* begin RECORDS PROVIDED *

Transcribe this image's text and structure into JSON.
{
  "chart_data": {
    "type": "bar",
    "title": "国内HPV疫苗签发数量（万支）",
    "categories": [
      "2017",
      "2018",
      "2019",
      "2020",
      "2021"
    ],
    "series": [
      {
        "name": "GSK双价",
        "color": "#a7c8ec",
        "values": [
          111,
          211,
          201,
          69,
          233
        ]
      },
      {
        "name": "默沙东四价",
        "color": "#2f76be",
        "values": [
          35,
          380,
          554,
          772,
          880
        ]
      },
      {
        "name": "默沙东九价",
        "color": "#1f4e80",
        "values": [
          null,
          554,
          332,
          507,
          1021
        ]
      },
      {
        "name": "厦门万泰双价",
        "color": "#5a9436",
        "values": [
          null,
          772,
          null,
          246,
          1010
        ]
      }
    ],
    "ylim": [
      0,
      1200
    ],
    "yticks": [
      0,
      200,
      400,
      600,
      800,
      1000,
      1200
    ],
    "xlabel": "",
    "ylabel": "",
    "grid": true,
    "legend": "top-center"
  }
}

* end RECORDS PROVIDED *
* begin RECORDS PROVIDED *

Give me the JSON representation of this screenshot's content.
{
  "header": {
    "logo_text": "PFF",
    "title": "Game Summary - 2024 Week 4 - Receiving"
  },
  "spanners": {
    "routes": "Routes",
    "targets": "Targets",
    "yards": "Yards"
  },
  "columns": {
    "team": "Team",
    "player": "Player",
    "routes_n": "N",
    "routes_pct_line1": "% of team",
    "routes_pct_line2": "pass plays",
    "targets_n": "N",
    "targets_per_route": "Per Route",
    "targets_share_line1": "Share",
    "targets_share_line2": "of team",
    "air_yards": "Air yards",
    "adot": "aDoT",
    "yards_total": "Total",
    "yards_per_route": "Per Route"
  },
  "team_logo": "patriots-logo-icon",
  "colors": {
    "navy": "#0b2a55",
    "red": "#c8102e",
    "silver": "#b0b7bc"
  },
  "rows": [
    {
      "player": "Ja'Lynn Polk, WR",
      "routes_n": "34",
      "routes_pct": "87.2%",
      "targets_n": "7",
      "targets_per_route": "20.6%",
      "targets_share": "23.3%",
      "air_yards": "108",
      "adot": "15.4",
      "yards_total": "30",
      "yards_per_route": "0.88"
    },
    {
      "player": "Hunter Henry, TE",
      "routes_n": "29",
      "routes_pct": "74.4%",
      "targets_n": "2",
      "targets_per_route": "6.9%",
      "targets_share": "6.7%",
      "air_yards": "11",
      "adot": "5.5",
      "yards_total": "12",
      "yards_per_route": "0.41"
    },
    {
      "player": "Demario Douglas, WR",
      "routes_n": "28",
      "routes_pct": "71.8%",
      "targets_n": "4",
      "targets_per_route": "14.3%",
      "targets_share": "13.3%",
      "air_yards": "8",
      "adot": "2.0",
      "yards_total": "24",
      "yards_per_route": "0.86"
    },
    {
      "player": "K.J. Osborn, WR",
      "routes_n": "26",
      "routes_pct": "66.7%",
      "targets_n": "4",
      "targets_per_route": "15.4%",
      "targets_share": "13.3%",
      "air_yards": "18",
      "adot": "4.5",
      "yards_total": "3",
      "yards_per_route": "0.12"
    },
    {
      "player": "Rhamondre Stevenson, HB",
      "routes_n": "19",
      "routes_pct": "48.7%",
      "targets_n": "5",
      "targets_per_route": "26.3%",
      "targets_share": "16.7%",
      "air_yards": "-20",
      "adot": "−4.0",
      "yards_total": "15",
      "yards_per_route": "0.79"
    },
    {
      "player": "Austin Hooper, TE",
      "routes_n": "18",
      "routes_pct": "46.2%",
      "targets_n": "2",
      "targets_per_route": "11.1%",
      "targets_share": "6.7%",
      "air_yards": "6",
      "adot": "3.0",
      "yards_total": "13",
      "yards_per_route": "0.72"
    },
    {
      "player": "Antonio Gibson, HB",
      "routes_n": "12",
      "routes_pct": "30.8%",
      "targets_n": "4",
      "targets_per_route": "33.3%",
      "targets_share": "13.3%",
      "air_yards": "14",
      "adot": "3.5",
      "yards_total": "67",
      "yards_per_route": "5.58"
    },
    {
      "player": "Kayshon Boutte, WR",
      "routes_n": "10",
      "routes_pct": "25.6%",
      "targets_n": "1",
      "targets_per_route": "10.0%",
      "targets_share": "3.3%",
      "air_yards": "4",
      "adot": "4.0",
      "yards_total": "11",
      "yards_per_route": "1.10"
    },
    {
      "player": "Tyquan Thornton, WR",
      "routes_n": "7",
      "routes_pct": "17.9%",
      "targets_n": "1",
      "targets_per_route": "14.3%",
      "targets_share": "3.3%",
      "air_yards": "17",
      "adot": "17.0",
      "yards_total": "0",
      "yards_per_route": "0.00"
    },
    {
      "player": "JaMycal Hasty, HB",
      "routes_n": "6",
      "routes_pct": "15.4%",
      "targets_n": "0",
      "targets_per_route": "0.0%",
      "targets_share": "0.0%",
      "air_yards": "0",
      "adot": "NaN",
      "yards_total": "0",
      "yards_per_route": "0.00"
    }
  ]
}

* end RECORDS PROVIDED *

WORK INSTRUCTIONS »
Reply with one number: the count of lines in the entries that include the word "this".

RESULT OF THE TASK »
2